» **Aim**:
Retype the full set of records. Keep every character identical.
___ Recorded data
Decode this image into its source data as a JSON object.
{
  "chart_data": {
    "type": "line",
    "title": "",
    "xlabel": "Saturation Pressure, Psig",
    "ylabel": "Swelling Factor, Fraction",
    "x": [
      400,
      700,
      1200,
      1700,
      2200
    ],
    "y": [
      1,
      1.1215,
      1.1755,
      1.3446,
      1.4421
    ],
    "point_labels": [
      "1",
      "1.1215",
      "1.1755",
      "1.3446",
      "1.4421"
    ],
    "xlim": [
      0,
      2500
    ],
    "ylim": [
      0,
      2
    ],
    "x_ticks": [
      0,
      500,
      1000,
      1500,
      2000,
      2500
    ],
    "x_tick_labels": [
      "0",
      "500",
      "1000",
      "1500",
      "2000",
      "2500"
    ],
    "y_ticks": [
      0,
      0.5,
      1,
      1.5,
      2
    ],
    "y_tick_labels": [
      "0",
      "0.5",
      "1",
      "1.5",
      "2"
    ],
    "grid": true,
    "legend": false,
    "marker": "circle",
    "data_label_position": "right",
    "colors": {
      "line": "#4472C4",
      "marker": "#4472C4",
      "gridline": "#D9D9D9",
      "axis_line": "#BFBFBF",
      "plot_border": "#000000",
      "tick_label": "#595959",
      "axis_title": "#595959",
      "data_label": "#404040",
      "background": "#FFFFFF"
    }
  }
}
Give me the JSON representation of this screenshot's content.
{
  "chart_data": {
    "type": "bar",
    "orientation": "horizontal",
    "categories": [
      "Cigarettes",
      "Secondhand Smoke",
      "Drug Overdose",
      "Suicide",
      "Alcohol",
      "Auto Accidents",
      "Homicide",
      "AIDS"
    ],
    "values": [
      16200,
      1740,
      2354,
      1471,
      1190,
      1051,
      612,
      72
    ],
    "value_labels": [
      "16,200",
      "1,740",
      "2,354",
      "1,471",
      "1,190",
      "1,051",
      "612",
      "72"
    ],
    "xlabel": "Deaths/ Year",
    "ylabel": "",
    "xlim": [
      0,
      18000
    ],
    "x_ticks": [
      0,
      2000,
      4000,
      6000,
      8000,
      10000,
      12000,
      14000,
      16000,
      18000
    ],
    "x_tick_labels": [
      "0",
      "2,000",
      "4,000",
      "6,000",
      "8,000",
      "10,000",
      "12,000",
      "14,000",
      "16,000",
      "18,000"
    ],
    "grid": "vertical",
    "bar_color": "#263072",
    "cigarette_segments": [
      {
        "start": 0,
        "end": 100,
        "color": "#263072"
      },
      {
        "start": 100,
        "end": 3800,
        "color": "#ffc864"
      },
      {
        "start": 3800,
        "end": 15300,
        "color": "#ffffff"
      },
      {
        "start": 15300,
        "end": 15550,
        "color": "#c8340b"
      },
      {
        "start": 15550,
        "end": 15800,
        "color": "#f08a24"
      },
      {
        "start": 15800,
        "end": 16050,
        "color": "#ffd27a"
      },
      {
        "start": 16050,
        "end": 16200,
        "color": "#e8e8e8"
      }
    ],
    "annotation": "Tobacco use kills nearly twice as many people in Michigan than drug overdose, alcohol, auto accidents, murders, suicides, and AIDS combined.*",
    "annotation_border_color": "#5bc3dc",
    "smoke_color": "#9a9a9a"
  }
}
______
» **Task output**:
Decode this image into its source data as a JSON object.
{
  "chart_data": {
    "type": "line",
    "title": "",
    "xlabel": "Saturation Pressure, Psig",
    "ylabel": "Swelling Factor, Fraction",
    "x": [
      400,
      700,
      1200,
      1700,
      2200
    ],
    "y": [
      1,
      1.1215,
      1.1755,
      1.3446,
      1.4421
    ],
    "point_labels": [
      "1",
      "1.1215",
      "1.1755",
      "1.3446",
      "1.4421"
    ],
    "xlim": [
      0,
      2500
    ],
    "ylim": [
      0,
      2
    ],
    "x_ticks": [
      0,
      500,
      1000,
      1500,
      2000,
      2500
    ],
    "x_tick_labels": [
      "0",
      "500",
      "1000",
      "1500",
      "2000",
      "2500"
    ],
    "y_ticks": [
      0,
      0.5,
      1,
      1.5,
      2
    ],
    "y_tick_labels": [
      "0",
      "0.5",
      "1",
      "1.5",
      "2"
    ],
    "grid": true,
    "legend": false,
    "marker": "circle",
    "data_label_position": "right",
    "colors": {
      "line": "#4472C4",
      "marker": "#4472C4",
      "gridline": "#D9D9D9",
      "axis_line": "#BFBFBF",
      "plot_border": "#000000",
      "tick_label": "#595959",
      "axis_title": "#595959",
      "data_label": "#404040",
      "background": "#FFFFFF"
    }
  }
}
Give me the JSON representation of this screenshot's content.
{
  "chart_data": {
    "type": "bar",
    "orientation": "horizontal",
    "categories": [
      "Cigarettes",
      "Secondhand Smoke",
      "Drug Overdose",
      "Suicide",
      "Alcohol",
      "Auto Accidents",
      "Homicide",
      "AIDS"
    ],
    "values": [
      16200,
      1740,
      2354,
      1471,
      1190,
      1051,
      612,
      72
    ],
    "value_labels": [
      "16,200",
      "1,740",
      "2,354",
      "1,471",
      "1,190",
      "1,051",
      "612",
      "72"
    ],
    "xlabel": "Deaths/ Year",
    "ylabel": "",
    "xlim": [
      0,
      18000
    ],
    "x_ticks": [
      0,
      2000,
      4000,
      6000,
      8000,
      10000,
      12000,
      14000,
      16000,
      18000
    ],
    "x_tick_labels": [
      "0",
      "2,000",
      "4,000",
      "6,000",
      "8,000",
      "10,000",
      "12,000",
      "14,000",
      "16,000",
      "18,000"
    ],
    "grid": "vertical",
    "bar_color": "#263072",
    "cigarette_segments": [
      {
        "start": 0,
        "end": 100,
        "color": "#263072"
      },
      {
        "start": 100,
        "end": 3800,
        "color": "#ffc864"
      },
      {
        "start": 3800,
        "end": 15300,
        "color": "#ffffff"
      },
      {
        "start": 15300,
        "end": 15550,
        "color": "#c8340b"
      },
      {
        "start": 15550,
        "end": 15800,
        "color": "#f08a24"
      },
      {
        "start": 15800,
        "end": 16050,
        "color": "#ffd27a"
      },
      {
        "start": 16050,
        "end": 16200,
        "color": "#e8e8e8"
      }
    ],
    "annotation": "Tobacco use kills nearly twice as many people in Michigan than drug overdose, alcohol, auto accidents, murders, suicides, and AIDS combined.*",
    "annotation_border_color": "#5bc3dc",
    "smoke_color": "#9a9a9a"
  }
}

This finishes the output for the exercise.